Given request
Extract every line of the listing below without changing a character, and leave the pictures out.

[Layout element entries]

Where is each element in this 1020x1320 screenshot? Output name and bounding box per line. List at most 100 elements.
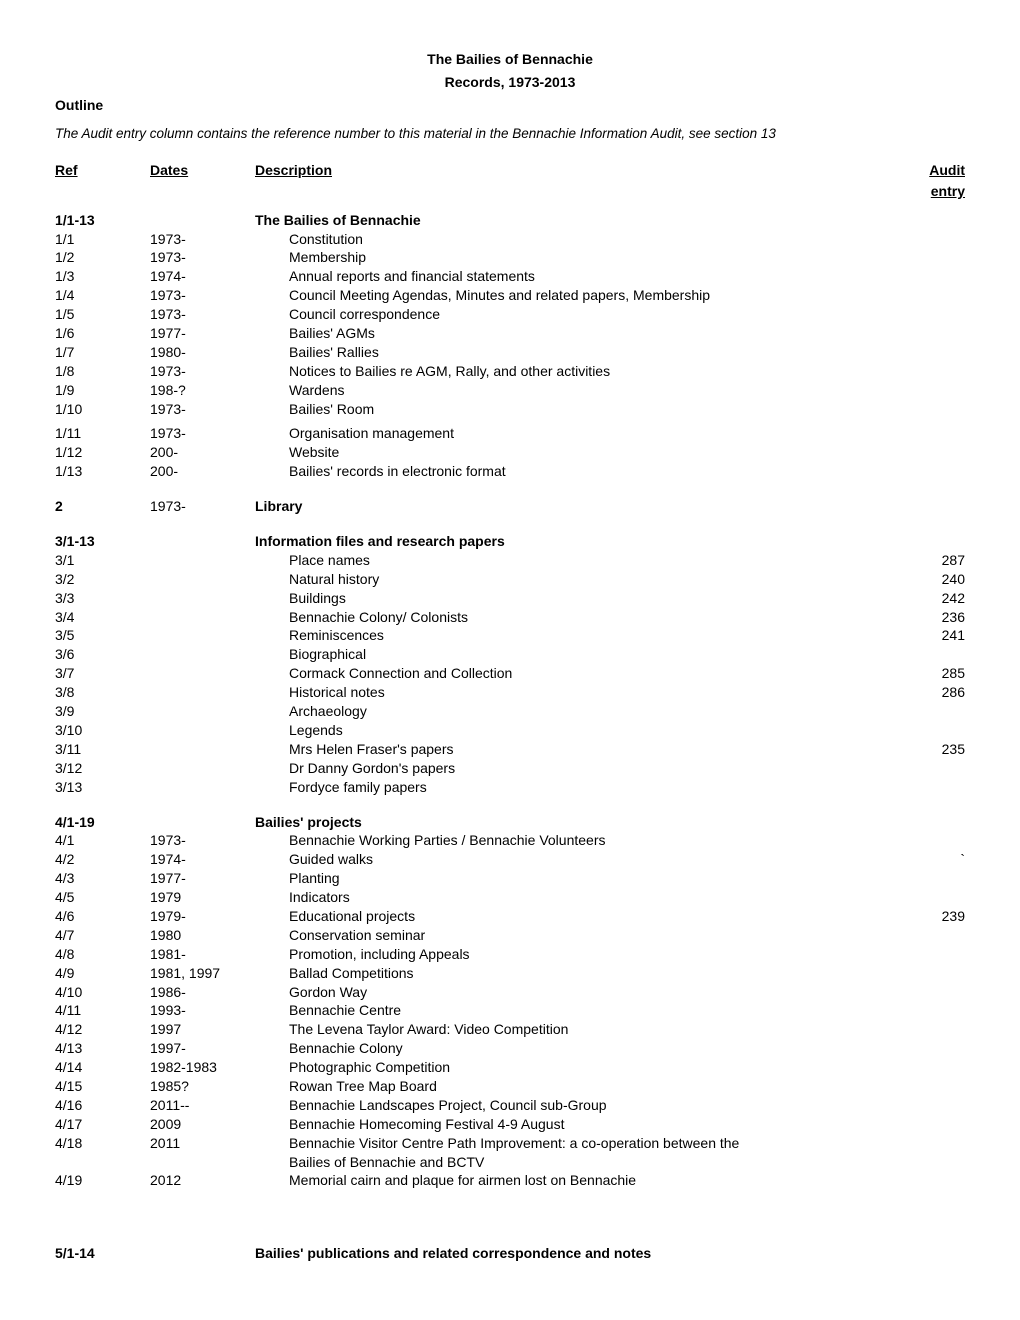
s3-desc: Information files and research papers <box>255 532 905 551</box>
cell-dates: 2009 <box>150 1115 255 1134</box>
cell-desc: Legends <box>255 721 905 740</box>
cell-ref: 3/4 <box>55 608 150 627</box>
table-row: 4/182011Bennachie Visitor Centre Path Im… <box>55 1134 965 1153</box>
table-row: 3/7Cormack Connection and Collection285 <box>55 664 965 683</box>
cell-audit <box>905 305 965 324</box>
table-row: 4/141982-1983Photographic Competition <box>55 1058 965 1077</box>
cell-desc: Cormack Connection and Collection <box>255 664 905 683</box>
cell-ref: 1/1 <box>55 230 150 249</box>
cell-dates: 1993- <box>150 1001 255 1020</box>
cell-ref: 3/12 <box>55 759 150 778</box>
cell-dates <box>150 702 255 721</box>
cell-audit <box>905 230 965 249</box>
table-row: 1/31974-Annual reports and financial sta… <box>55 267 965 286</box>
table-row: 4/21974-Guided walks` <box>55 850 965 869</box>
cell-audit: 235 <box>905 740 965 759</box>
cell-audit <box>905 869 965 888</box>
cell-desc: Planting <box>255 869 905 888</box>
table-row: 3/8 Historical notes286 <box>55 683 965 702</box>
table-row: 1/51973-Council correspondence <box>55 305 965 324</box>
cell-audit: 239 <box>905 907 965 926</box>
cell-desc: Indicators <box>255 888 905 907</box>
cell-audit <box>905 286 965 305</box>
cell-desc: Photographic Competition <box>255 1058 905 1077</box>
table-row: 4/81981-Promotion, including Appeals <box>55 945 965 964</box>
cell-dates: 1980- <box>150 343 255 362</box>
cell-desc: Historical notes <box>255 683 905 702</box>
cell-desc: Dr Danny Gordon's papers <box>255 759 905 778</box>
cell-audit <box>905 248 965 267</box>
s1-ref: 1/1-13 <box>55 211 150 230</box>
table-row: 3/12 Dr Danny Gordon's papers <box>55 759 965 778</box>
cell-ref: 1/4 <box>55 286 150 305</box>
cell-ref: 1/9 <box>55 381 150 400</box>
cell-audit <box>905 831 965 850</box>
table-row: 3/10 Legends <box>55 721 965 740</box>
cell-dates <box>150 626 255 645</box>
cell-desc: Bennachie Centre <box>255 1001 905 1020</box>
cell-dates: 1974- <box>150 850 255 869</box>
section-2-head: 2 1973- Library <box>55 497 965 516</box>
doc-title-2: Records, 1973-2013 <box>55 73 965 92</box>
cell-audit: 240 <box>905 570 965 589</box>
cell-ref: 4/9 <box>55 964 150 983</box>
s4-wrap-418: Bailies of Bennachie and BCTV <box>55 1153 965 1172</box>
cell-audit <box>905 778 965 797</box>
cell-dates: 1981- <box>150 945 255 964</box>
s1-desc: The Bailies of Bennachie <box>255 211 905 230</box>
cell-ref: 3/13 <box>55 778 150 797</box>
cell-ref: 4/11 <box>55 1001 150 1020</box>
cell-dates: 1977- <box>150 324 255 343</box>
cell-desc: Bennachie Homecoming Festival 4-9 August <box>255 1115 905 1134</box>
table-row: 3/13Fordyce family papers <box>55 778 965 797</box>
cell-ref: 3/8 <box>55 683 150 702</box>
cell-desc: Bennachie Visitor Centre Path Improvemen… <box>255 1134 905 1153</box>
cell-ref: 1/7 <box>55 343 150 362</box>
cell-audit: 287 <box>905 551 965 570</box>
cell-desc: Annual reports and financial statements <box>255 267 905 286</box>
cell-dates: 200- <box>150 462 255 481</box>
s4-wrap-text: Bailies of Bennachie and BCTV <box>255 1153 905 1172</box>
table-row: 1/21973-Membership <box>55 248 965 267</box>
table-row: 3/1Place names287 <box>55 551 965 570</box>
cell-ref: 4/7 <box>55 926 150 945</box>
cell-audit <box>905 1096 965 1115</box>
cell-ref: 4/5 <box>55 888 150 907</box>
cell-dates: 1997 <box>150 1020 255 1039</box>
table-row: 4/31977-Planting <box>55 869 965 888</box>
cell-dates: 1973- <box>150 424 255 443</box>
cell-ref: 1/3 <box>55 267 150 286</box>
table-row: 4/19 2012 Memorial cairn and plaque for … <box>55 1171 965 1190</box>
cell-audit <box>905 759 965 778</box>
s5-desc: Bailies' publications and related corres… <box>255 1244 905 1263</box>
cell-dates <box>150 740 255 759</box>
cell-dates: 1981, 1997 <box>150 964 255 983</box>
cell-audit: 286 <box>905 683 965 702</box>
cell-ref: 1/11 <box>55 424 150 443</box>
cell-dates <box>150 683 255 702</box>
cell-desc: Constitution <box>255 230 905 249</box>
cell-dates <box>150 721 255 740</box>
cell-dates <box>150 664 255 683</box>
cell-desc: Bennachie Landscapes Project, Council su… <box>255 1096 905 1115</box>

Exercise response
Where is each element in this 1020x1320 screenshot? Output name and bounding box per line. List at most 100 elements.
s3-desc: Information files and research papers <box>255 532 905 551</box>
cell-dates: 2009 <box>150 1115 255 1134</box>
cell-desc: Legends <box>255 721 905 740</box>
cell-ref: 3/4 <box>55 608 150 627</box>
table-row: 4/182011Bennachie Visitor Centre Path Im… <box>55 1134 965 1153</box>
table-row: 3/7Cormack Connection and Collection285 <box>55 664 965 683</box>
cell-audit <box>905 305 965 324</box>
table-row: 4/141982-1983Photographic Competition <box>55 1058 965 1077</box>
cell-desc: Cormack Connection and Collection <box>255 664 905 683</box>
cell-ref: 1/1 <box>55 230 150 249</box>
cell-dates: 1993- <box>150 1001 255 1020</box>
cell-ref: 3/12 <box>55 759 150 778</box>
cell-dates <box>150 702 255 721</box>
cell-audit <box>905 230 965 249</box>
table-row: 1/31974-Annual reports and financial sta… <box>55 267 965 286</box>
table-row: 4/21974-Guided walks` <box>55 850 965 869</box>
cell-audit: 235 <box>905 740 965 759</box>
cell-audit <box>905 869 965 888</box>
cell-desc: Planting <box>255 869 905 888</box>
table-row: 3/8 Historical notes286 <box>55 683 965 702</box>
table-row: 1/51973-Council correspondence <box>55 305 965 324</box>
cell-audit: 239 <box>905 907 965 926</box>
cell-desc: Indicators <box>255 888 905 907</box>
cell-audit <box>905 286 965 305</box>
cell-desc: Photographic Competition <box>255 1058 905 1077</box>
table-row: 4/81981-Promotion, including Appeals <box>55 945 965 964</box>
cell-dates: 1980- <box>150 343 255 362</box>
cell-desc: Historical notes <box>255 683 905 702</box>
cell-desc: Dr Danny Gordon's papers <box>255 759 905 778</box>
cell-audit <box>905 248 965 267</box>
s1-ref: 1/1-13 <box>55 211 150 230</box>
table-row: 3/12 Dr Danny Gordon's papers <box>55 759 965 778</box>
cell-ref: 1/4 <box>55 286 150 305</box>
cell-ref: 1/9 <box>55 381 150 400</box>
cell-audit <box>905 831 965 850</box>
table-row: 3/10 Legends <box>55 721 965 740</box>
cell-dates <box>150 626 255 645</box>
cell-desc: Bennachie Centre <box>255 1001 905 1020</box>
cell-dates: 1974- <box>150 850 255 869</box>
section-2-head: 2 1973- Library <box>55 497 965 516</box>
doc-title-2: Records, 1973-2013 <box>55 73 965 92</box>
cell-audit: 240 <box>905 570 965 589</box>
cell-ref: 4/9 <box>55 964 150 983</box>
s4-wrap-418: Bailies of Bennachie and BCTV <box>55 1153 965 1172</box>
cell-audit <box>905 778 965 797</box>
cell-dates: 1981- <box>150 945 255 964</box>
s1-desc: The Bailies of Bennachie <box>255 211 905 230</box>
cell-ref: 3/13 <box>55 778 150 797</box>
cell-ref: 4/11 <box>55 1001 150 1020</box>
cell-dates: 1977- <box>150 324 255 343</box>
cell-desc: Bennachie Homecoming Festival 4-9 August <box>255 1115 905 1134</box>
table-row: 3/13Fordyce family papers <box>55 778 965 797</box>
cell-ref: 3/8 <box>55 683 150 702</box>
cell-desc: Bennachie Visitor Centre Path Improvemen… <box>255 1134 905 1153</box>
cell-ref: 1/7 <box>55 343 150 362</box>
cell-audit: 287 <box>905 551 965 570</box>
cell-desc: Annual reports and financial statements <box>255 267 905 286</box>
cell-dates: 200- <box>150 462 255 481</box>
s4-wrap-text: Bailies of Bennachie and BCTV <box>255 1153 905 1172</box>
table-row: 1/21973-Membership <box>55 248 965 267</box>
table-row: 3/1Place names287 <box>55 551 965 570</box>
cell-ref: 4/7 <box>55 926 150 945</box>
cell-audit <box>905 1096 965 1115</box>
cell-ref: 4/5 <box>55 888 150 907</box>
cell-dates: 1997 <box>150 1020 255 1039</box>
table-row: 4/31977-Planting <box>55 869 965 888</box>
cell-dates: 1973- <box>150 424 255 443</box>
cell-ref: 1/3 <box>55 267 150 286</box>
table-row: 4/19 2012 Memorial cairn and plaque for … <box>55 1171 965 1190</box>
cell-audit <box>905 759 965 778</box>
s5-desc: Bailies' publications and related corres… <box>255 1244 905 1263</box>
cell-dates <box>150 740 255 759</box>
cell-dates: 1981, 1997 <box>150 964 255 983</box>
cell-audit: 286 <box>905 683 965 702</box>
cell-ref: 1/11 <box>55 424 150 443</box>
cell-dates <box>150 683 255 702</box>
cell-desc: Constitution <box>255 230 905 249</box>
cell-dates <box>150 721 255 740</box>
cell-dates <box>150 664 255 683</box>
cell-desc: Bennachie Landscapes Project, Council su… <box>255 1096 905 1115</box>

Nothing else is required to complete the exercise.